**TASK OBJECTIVE**
Can you transcribe every line exactly and leave the pictures behind?

**DATASET ENTRIES**
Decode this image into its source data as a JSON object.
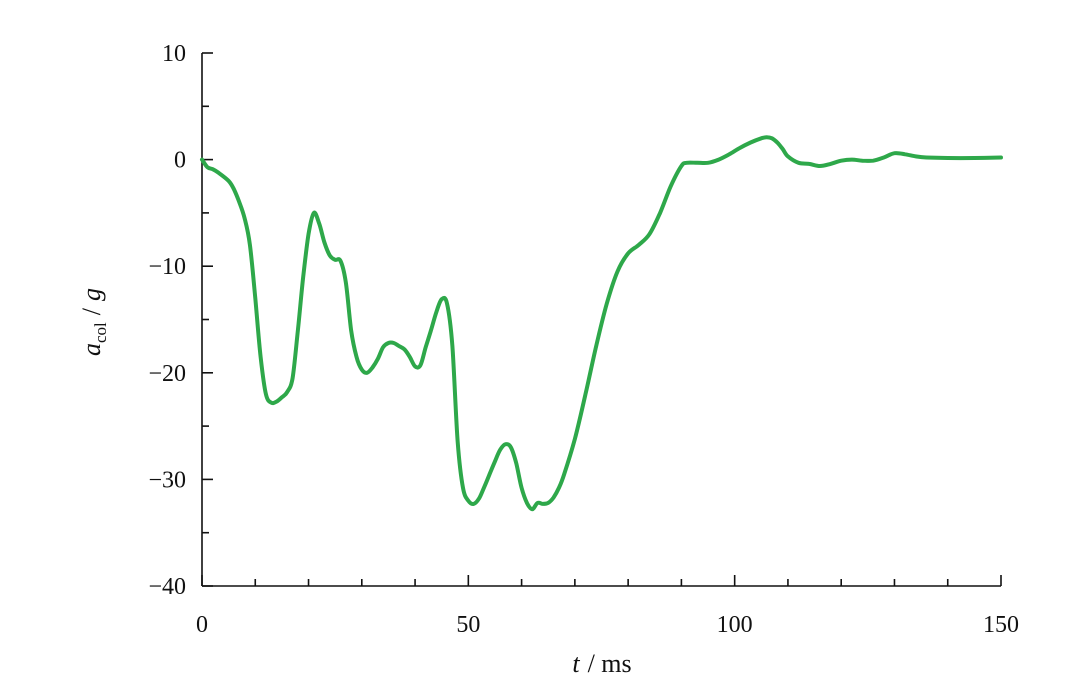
{
  "chart_data": {
    "type": "line",
    "title": "",
    "xlabel": {
      "var": "t",
      "unit": "/ ms"
    },
    "ylabel": {
      "var": "a",
      "sub": "col",
      "unit": "/",
      "unit_var": "g"
    },
    "xlim": [
      0,
      150
    ],
    "ylim": [
      -40,
      10
    ],
    "xticks": [
      0,
      50,
      100,
      150
    ],
    "yticks": [
      10,
      0,
      -10,
      -20,
      -30,
      -40
    ],
    "x_minor_step": 10,
    "y_minor_step": 5,
    "grid": false,
    "legend": "none",
    "series": [
      {
        "color": "#2ea84a",
        "points": [
          [
            0,
            0
          ],
          [
            1,
            -0.7
          ],
          [
            2,
            -0.9
          ],
          [
            3,
            -1.2
          ],
          [
            5,
            -2.0
          ],
          [
            6,
            -2.8
          ],
          [
            7,
            -4.0
          ],
          [
            8,
            -5.5
          ],
          [
            9,
            -8.0
          ],
          [
            10,
            -13.0
          ],
          [
            11,
            -18.5
          ],
          [
            12,
            -22.0
          ],
          [
            13,
            -22.8
          ],
          [
            14,
            -22.7
          ],
          [
            15,
            -22.3
          ],
          [
            16,
            -21.8
          ],
          [
            17,
            -20.5
          ],
          [
            18,
            -16.0
          ],
          [
            19,
            -11.0
          ],
          [
            20,
            -7.0
          ],
          [
            21,
            -5.0
          ],
          [
            22,
            -6.0
          ],
          [
            23,
            -7.8
          ],
          [
            24,
            -9.0
          ],
          [
            25,
            -9.4
          ],
          [
            26,
            -9.5
          ],
          [
            27,
            -11.5
          ],
          [
            28,
            -16.0
          ],
          [
            29,
            -18.5
          ],
          [
            30,
            -19.7
          ],
          [
            31,
            -20.0
          ],
          [
            32,
            -19.5
          ],
          [
            33,
            -18.7
          ],
          [
            34,
            -17.6
          ],
          [
            35,
            -17.2
          ],
          [
            36,
            -17.2
          ],
          [
            37,
            -17.5
          ],
          [
            38,
            -17.8
          ],
          [
            39,
            -18.5
          ],
          [
            40,
            -19.4
          ],
          [
            41,
            -19.3
          ],
          [
            42,
            -17.6
          ],
          [
            43,
            -16.0
          ],
          [
            44,
            -14.3
          ],
          [
            45,
            -13.1
          ],
          [
            46,
            -13.5
          ],
          [
            47,
            -17.5
          ],
          [
            48,
            -26.5
          ],
          [
            49,
            -30.8
          ],
          [
            50,
            -32.0
          ],
          [
            51,
            -32.3
          ],
          [
            52,
            -31.8
          ],
          [
            53,
            -30.7
          ],
          [
            54,
            -29.5
          ],
          [
            55,
            -28.3
          ],
          [
            56,
            -27.2
          ],
          [
            57,
            -26.7
          ],
          [
            58,
            -27.0
          ],
          [
            59,
            -28.5
          ],
          [
            60,
            -30.8
          ],
          [
            61,
            -32.2
          ],
          [
            62,
            -32.8
          ],
          [
            63,
            -32.2
          ],
          [
            64,
            -32.3
          ],
          [
            65,
            -32.2
          ],
          [
            66,
            -31.7
          ],
          [
            67,
            -30.8
          ],
          [
            68,
            -29.5
          ],
          [
            70,
            -26.2
          ],
          [
            72,
            -22.0
          ],
          [
            74,
            -17.5
          ],
          [
            76,
            -13.5
          ],
          [
            78,
            -10.5
          ],
          [
            80,
            -8.8
          ],
          [
            82,
            -8.0
          ],
          [
            84,
            -7.0
          ],
          [
            86,
            -5.0
          ],
          [
            88,
            -2.5
          ],
          [
            90,
            -0.6
          ],
          [
            91,
            -0.3
          ],
          [
            93,
            -0.3
          ],
          [
            95,
            -0.3
          ],
          [
            97,
            0.0
          ],
          [
            99,
            0.5
          ],
          [
            101,
            1.1
          ],
          [
            103,
            1.6
          ],
          [
            105,
            2.0
          ],
          [
            106,
            2.1
          ],
          [
            107,
            2.0
          ],
          [
            108,
            1.6
          ],
          [
            109,
            1.0
          ],
          [
            110,
            0.3
          ],
          [
            112,
            -0.3
          ],
          [
            114,
            -0.4
          ],
          [
            116,
            -0.6
          ],
          [
            118,
            -0.4
          ],
          [
            120,
            -0.1
          ],
          [
            122,
            0.0
          ],
          [
            124,
            -0.1
          ],
          [
            126,
            -0.1
          ],
          [
            128,
            0.2
          ],
          [
            130,
            0.6
          ],
          [
            132,
            0.5
          ],
          [
            134,
            0.3
          ],
          [
            136,
            0.2
          ],
          [
            140,
            0.15
          ],
          [
            145,
            0.15
          ],
          [
            150,
            0.2
          ]
        ]
      }
    ]
  }
}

**ANSWER**
Decode this image into its source data as a JSON object.
{
  "chart_data": {
    "type": "line",
    "title": "",
    "xlabel": {
      "var": "t",
      "unit": "/ ms"
    },
    "ylabel": {
      "var": "a",
      "sub": "col",
      "unit": "/",
      "unit_var": "g"
    },
    "xlim": [
      0,
      150
    ],
    "ylim": [
      -40,
      10
    ],
    "xticks": [
      0,
      50,
      100,
      150
    ],
    "yticks": [
      10,
      0,
      -10,
      -20,
      -30,
      -40
    ],
    "x_minor_step": 10,
    "y_minor_step": 5,
    "grid": false,
    "legend": "none",
    "series": [
      {
        "color": "#2ea84a",
        "points": [
          [
            0,
            0
          ],
          [
            1,
            -0.7
          ],
          [
            2,
            -0.9
          ],
          [
            3,
            -1.2
          ],
          [
            5,
            -2.0
          ],
          [
            6,
            -2.8
          ],
          [
            7,
            -4.0
          ],
          [
            8,
            -5.5
          ],
          [
            9,
            -8.0
          ],
          [
            10,
            -13.0
          ],
          [
            11,
            -18.5
          ],
          [
            12,
            -22.0
          ],
          [
            13,
            -22.8
          ],
          [
            14,
            -22.7
          ],
          [
            15,
            -22.3
          ],
          [
            16,
            -21.8
          ],
          [
            17,
            -20.5
          ],
          [
            18,
            -16.0
          ],
          [
            19,
            -11.0
          ],
          [
            20,
            -7.0
          ],
          [
            21,
            -5.0
          ],
          [
            22,
            -6.0
          ],
          [
            23,
            -7.8
          ],
          [
            24,
            -9.0
          ],
          [
            25,
            -9.4
          ],
          [
            26,
            -9.5
          ],
          [
            27,
            -11.5
          ],
          [
            28,
            -16.0
          ],
          [
            29,
            -18.5
          ],
          [
            30,
            -19.7
          ],
          [
            31,
            -20.0
          ],
          [
            32,
            -19.5
          ],
          [
            33,
            -18.7
          ],
          [
            34,
            -17.6
          ],
          [
            35,
            -17.2
          ],
          [
            36,
            -17.2
          ],
          [
            37,
            -17.5
          ],
          [
            38,
            -17.8
          ],
          [
            39,
            -18.5
          ],
          [
            40,
            -19.4
          ],
          [
            41,
            -19.3
          ],
          [
            42,
            -17.6
          ],
          [
            43,
            -16.0
          ],
          [
            44,
            -14.3
          ],
          [
            45,
            -13.1
          ],
          [
            46,
            -13.5
          ],
          [
            47,
            -17.5
          ],
          [
            48,
            -26.5
          ],
          [
            49,
            -30.8
          ],
          [
            50,
            -32.0
          ],
          [
            51,
            -32.3
          ],
          [
            52,
            -31.8
          ],
          [
            53,
            -30.7
          ],
          [
            54,
            -29.5
          ],
          [
            55,
            -28.3
          ],
          [
            56,
            -27.2
          ],
          [
            57,
            -26.7
          ],
          [
            58,
            -27.0
          ],
          [
            59,
            -28.5
          ],
          [
            60,
            -30.8
          ],
          [
            61,
            -32.2
          ],
          [
            62,
            -32.8
          ],
          [
            63,
            -32.2
          ],
          [
            64,
            -32.3
          ],
          [
            65,
            -32.2
          ],
          [
            66,
            -31.7
          ],
          [
            67,
            -30.8
          ],
          [
            68,
            -29.5
          ],
          [
            70,
            -26.2
          ],
          [
            72,
            -22.0
          ],
          [
            74,
            -17.5
          ],
          [
            76,
            -13.5
          ],
          [
            78,
            -10.5
          ],
          [
            80,
            -8.8
          ],
          [
            82,
            -8.0
          ],
          [
            84,
            -7.0
          ],
          [
            86,
            -5.0
          ],
          [
            88,
            -2.5
          ],
          [
            90,
            -0.6
          ],
          [
            91,
            -0.3
          ],
          [
            93,
            -0.3
          ],
          [
            95,
            -0.3
          ],
          [
            97,
            0.0
          ],
          [
            99,
            0.5
          ],
          [
            101,
            1.1
          ],
          [
            103,
            1.6
          ],
          [
            105,
            2.0
          ],
          [
            106,
            2.1
          ],
          [
            107,
            2.0
          ],
          [
            108,
            1.6
          ],
          [
            109,
            1.0
          ],
          [
            110,
            0.3
          ],
          [
            112,
            -0.3
          ],
          [
            114,
            -0.4
          ],
          [
            116,
            -0.6
          ],
          [
            118,
            -0.4
          ],
          [
            120,
            -0.1
          ],
          [
            122,
            0.0
          ],
          [
            124,
            -0.1
          ],
          [
            126,
            -0.1
          ],
          [
            128,
            0.2
          ],
          [
            130,
            0.6
          ],
          [
            132,
            0.5
          ],
          [
            134,
            0.3
          ],
          [
            136,
            0.2
          ],
          [
            140,
            0.15
          ],
          [
            145,
            0.15
          ],
          [
            150,
            0.2
          ]
        ]
      }
    ]
  }
}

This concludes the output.